* [INSTRUCTIONS FOR THE TASK] Restate the listing below word for word, omitting any images.
┄┄┄┄┄┄
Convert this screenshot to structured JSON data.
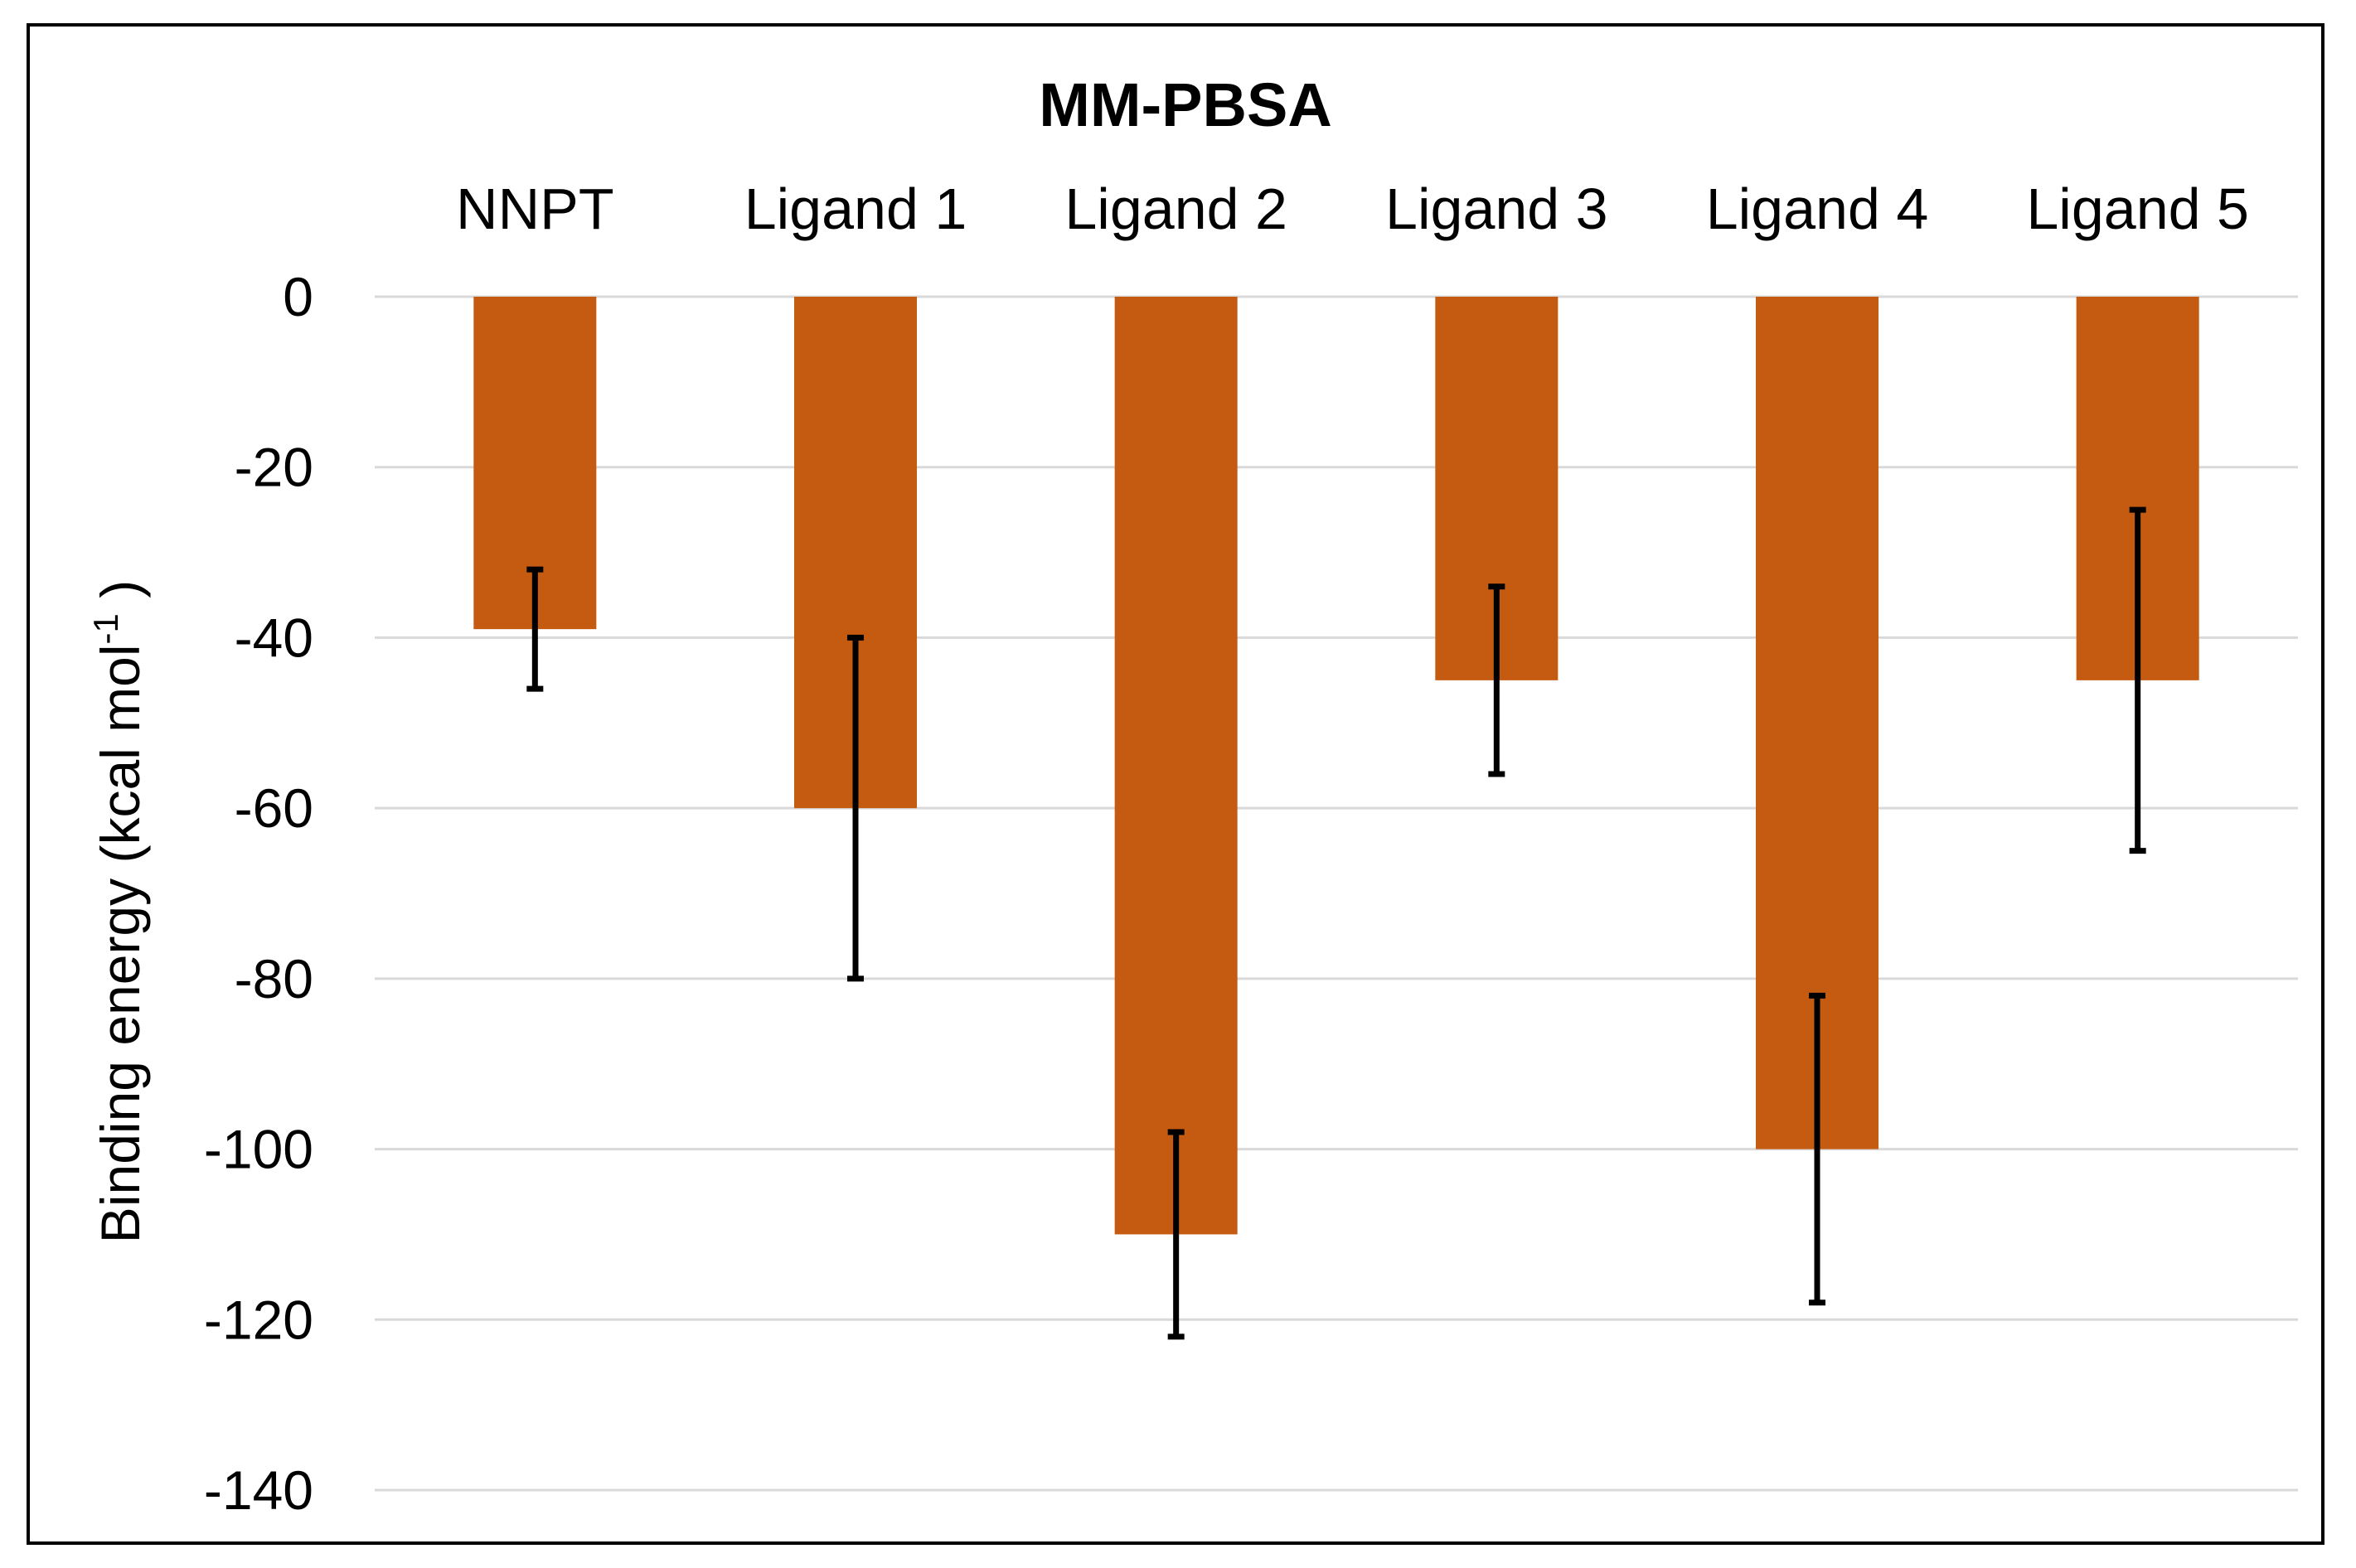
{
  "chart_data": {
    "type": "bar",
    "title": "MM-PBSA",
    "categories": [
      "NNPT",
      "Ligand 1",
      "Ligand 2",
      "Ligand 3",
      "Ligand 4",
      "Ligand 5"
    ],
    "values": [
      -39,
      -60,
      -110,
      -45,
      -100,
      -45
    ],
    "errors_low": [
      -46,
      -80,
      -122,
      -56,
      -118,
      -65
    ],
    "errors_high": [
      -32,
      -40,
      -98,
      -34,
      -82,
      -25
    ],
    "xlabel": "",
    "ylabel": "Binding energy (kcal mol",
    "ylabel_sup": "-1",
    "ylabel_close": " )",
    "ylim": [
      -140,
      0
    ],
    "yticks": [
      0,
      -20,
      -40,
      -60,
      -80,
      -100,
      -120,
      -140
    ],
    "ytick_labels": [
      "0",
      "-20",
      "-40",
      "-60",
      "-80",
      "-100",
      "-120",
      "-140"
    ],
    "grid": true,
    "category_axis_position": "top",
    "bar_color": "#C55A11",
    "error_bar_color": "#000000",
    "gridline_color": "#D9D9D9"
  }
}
┄┄┄┄┄┄
* [THE RESULT]
Convert this screenshot to structured JSON data.
{
  "chart_data": {
    "type": "bar",
    "title": "MM-PBSA",
    "categories": [
      "NNPT",
      "Ligand 1",
      "Ligand 2",
      "Ligand 3",
      "Ligand 4",
      "Ligand 5"
    ],
    "values": [
      -39,
      -60,
      -110,
      -45,
      -100,
      -45
    ],
    "errors_low": [
      -46,
      -80,
      -122,
      -56,
      -118,
      -65
    ],
    "errors_high": [
      -32,
      -40,
      -98,
      -34,
      -82,
      -25
    ],
    "xlabel": "",
    "ylabel": "Binding energy (kcal mol",
    "ylabel_sup": "-1",
    "ylabel_close": " )",
    "ylim": [
      -140,
      0
    ],
    "yticks": [
      0,
      -20,
      -40,
      -60,
      -80,
      -100,
      -120,
      -140
    ],
    "ytick_labels": [
      "0",
      "-20",
      "-40",
      "-60",
      "-80",
      "-100",
      "-120",
      "-140"
    ],
    "grid": true,
    "category_axis_position": "top",
    "bar_color": "#C55A11",
    "error_bar_color": "#000000",
    "gridline_color": "#D9D9D9"
  }
}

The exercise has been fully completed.